Excerpted records:
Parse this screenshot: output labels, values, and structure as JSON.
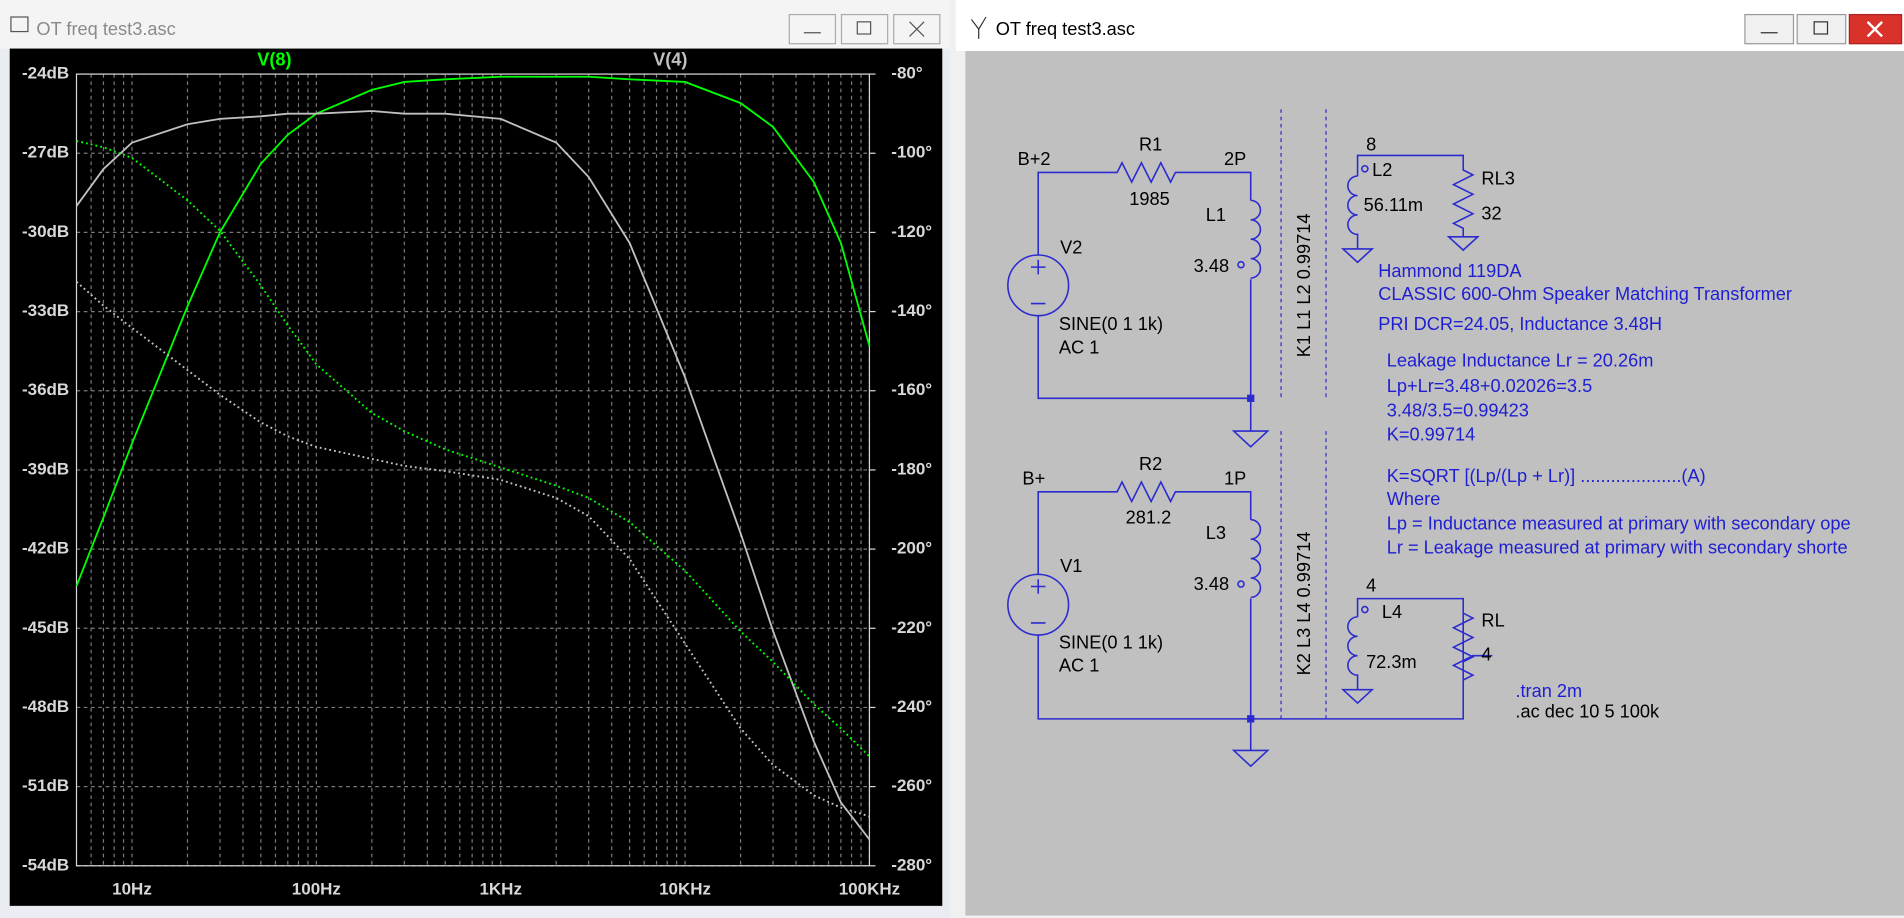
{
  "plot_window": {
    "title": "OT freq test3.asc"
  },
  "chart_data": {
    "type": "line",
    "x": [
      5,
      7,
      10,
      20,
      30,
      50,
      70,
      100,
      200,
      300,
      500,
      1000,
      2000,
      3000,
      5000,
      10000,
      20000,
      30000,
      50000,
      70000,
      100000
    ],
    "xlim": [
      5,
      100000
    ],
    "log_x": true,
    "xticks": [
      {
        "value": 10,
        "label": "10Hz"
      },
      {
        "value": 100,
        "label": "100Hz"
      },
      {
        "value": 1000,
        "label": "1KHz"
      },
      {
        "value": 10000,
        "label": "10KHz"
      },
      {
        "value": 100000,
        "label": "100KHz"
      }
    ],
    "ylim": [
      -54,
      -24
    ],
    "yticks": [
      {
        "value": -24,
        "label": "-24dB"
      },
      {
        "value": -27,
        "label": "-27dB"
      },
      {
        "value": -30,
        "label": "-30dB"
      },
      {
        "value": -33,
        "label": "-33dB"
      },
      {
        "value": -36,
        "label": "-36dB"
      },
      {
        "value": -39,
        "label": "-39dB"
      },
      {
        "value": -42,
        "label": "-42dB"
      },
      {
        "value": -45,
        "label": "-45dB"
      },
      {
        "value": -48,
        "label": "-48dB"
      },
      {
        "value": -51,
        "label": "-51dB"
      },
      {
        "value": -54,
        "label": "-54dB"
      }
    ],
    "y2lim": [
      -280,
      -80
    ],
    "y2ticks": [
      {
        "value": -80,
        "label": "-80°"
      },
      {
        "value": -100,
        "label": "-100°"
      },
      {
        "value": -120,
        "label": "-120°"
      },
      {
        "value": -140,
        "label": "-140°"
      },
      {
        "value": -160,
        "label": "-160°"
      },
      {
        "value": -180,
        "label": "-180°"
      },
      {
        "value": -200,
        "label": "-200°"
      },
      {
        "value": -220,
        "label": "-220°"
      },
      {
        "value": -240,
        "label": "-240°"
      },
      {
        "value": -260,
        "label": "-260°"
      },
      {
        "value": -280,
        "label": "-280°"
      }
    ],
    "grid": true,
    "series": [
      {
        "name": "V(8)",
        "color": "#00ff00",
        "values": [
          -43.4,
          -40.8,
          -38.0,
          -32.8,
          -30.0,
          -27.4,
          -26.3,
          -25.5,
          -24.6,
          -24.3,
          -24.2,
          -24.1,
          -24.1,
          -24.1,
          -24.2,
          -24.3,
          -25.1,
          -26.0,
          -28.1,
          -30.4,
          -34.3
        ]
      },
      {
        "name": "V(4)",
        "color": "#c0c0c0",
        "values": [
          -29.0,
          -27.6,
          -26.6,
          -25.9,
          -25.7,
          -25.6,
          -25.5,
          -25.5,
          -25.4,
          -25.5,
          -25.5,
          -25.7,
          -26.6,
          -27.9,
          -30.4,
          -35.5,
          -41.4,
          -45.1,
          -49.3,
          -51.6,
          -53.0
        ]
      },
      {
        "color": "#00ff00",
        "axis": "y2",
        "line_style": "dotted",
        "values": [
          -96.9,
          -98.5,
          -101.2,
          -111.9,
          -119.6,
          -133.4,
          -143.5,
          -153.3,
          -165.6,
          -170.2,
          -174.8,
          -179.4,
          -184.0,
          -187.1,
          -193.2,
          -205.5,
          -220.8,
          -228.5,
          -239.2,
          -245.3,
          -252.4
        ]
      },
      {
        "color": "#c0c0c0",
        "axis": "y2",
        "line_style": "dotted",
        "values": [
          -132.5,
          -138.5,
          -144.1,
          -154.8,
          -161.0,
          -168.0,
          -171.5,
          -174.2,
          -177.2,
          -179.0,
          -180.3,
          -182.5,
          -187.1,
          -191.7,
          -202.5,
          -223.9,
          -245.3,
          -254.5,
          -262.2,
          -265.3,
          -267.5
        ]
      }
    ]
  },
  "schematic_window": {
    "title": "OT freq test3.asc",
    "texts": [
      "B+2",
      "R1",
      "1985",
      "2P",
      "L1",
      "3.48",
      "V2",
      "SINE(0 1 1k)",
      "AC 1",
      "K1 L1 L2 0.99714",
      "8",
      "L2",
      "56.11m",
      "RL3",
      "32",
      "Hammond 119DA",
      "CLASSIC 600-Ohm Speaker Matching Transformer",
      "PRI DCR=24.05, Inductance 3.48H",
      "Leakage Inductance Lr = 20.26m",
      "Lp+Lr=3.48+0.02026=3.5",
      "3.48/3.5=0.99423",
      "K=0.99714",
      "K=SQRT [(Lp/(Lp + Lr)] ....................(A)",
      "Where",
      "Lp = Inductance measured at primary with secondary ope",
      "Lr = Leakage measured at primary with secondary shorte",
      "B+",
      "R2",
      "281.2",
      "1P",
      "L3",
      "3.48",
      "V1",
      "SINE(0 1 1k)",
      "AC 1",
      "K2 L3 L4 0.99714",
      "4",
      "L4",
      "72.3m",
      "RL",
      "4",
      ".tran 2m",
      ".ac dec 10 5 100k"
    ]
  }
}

==

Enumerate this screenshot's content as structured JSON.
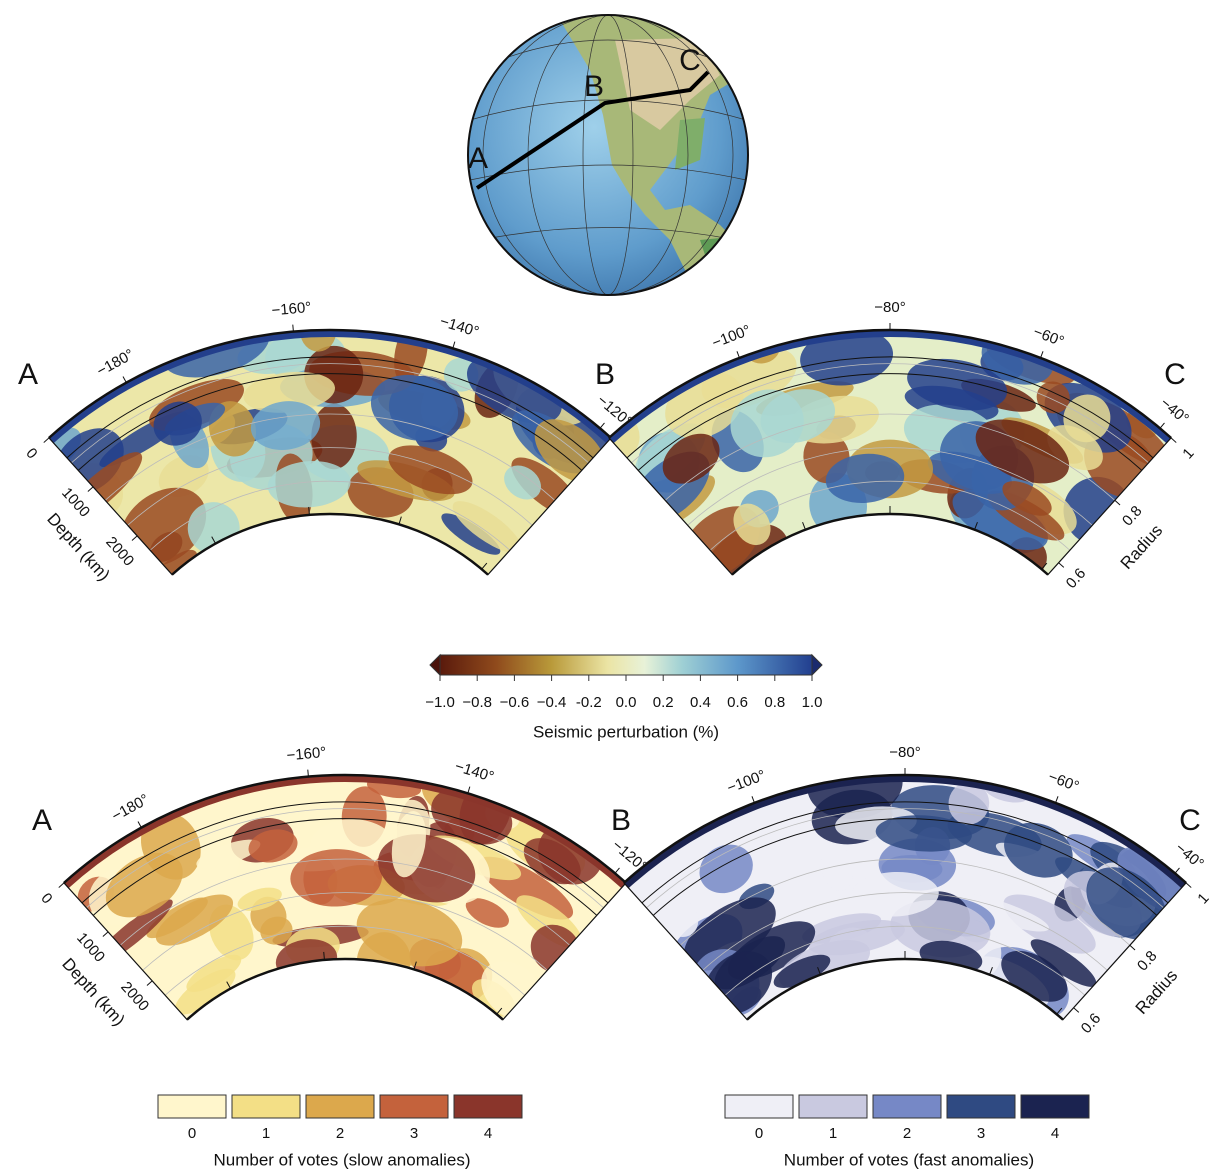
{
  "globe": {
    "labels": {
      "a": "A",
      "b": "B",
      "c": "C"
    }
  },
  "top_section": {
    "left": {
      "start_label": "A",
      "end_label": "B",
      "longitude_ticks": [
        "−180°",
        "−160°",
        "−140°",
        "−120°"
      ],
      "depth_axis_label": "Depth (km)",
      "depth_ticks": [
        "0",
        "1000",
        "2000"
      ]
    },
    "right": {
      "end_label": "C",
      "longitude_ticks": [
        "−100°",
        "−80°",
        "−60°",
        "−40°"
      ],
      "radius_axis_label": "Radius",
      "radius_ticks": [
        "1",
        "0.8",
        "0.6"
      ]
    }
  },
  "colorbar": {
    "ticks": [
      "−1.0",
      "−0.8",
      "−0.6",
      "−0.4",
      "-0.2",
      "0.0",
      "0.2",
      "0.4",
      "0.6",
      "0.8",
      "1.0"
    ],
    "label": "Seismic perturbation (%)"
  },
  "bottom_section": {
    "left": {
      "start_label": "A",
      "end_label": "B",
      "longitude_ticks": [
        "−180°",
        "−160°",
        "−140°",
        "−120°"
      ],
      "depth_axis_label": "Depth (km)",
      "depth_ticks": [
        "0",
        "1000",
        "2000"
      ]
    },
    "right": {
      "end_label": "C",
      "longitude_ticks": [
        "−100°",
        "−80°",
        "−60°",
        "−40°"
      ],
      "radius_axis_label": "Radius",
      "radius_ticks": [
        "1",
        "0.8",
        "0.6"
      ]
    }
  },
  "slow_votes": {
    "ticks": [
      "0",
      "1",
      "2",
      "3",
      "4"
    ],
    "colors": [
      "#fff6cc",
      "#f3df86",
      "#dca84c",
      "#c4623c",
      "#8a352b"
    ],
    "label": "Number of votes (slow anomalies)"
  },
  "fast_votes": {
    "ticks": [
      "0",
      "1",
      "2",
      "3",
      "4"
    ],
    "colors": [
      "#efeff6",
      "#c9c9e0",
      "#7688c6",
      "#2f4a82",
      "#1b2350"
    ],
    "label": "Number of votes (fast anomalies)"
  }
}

--

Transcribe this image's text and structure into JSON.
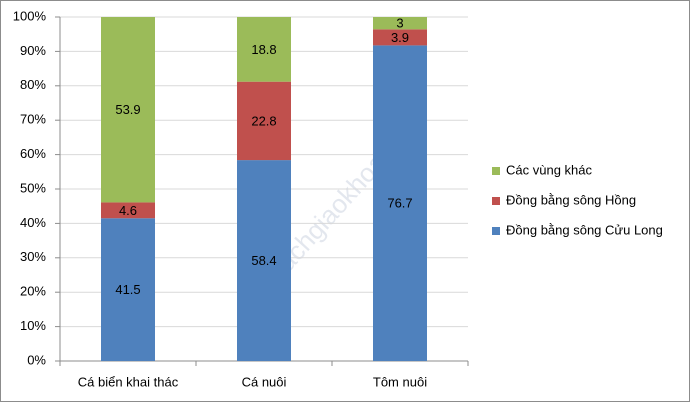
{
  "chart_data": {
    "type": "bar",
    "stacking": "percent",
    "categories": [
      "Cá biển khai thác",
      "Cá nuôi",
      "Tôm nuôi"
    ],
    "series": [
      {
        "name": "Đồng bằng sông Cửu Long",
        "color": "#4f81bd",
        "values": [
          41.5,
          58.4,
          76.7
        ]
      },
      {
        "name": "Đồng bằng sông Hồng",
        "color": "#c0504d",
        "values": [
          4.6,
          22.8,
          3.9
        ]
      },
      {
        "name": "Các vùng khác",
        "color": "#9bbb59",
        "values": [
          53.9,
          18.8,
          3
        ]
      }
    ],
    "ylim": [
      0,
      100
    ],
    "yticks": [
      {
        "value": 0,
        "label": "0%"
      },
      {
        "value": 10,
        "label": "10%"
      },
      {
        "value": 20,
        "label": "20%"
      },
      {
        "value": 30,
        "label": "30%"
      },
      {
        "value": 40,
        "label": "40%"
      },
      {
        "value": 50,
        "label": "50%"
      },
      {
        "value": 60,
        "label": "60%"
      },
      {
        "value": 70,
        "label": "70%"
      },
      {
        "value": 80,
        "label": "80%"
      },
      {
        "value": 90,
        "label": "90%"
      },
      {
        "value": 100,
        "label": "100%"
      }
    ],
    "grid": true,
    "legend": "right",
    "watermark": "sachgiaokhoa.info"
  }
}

Stated goal:
Filter the records, keeping only lines that contain "Number", and show those lines.

The solution:
    "label": "Number of votes (slow anomalies)"
    "label": "Number of votes (fast anomalies)"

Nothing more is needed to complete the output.